##### Records supplied #####

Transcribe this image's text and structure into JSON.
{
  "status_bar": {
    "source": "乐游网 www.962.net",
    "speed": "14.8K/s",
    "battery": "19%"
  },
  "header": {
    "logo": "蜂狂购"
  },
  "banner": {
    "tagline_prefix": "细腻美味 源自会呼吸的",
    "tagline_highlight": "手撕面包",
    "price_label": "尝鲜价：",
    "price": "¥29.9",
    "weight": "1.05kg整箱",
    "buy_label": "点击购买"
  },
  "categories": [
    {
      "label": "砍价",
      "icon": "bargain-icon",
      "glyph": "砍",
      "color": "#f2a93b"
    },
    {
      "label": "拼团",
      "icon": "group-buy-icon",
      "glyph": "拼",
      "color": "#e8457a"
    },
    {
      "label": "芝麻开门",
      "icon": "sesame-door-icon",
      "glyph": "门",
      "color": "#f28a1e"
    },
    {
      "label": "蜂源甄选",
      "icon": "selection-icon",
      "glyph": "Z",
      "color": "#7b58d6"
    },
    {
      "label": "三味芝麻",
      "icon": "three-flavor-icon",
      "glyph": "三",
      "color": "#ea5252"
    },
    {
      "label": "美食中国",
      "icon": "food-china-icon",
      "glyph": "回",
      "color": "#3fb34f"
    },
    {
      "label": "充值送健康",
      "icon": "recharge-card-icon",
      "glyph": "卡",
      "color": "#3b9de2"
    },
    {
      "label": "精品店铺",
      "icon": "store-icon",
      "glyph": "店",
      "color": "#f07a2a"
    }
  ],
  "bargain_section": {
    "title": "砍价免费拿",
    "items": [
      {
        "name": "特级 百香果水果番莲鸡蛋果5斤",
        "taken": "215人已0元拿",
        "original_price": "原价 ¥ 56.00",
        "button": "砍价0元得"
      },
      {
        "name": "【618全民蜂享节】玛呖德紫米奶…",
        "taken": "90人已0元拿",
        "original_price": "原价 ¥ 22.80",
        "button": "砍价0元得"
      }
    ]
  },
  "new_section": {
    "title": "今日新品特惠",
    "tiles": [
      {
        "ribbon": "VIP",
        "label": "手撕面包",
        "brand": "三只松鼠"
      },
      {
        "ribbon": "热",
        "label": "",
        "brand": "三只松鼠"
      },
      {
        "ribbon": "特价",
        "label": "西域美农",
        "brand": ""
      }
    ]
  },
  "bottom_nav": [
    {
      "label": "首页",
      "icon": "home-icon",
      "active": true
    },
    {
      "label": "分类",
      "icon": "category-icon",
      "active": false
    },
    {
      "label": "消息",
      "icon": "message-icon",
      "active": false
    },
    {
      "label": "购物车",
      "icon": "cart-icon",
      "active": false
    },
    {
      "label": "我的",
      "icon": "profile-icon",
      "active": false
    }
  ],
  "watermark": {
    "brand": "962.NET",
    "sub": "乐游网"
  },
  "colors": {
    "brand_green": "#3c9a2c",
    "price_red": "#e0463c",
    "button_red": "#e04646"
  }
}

#####

## Your goal
Determine how many lines of the listing above hold the word "glyph". Report that number without anything else.

## Full output
8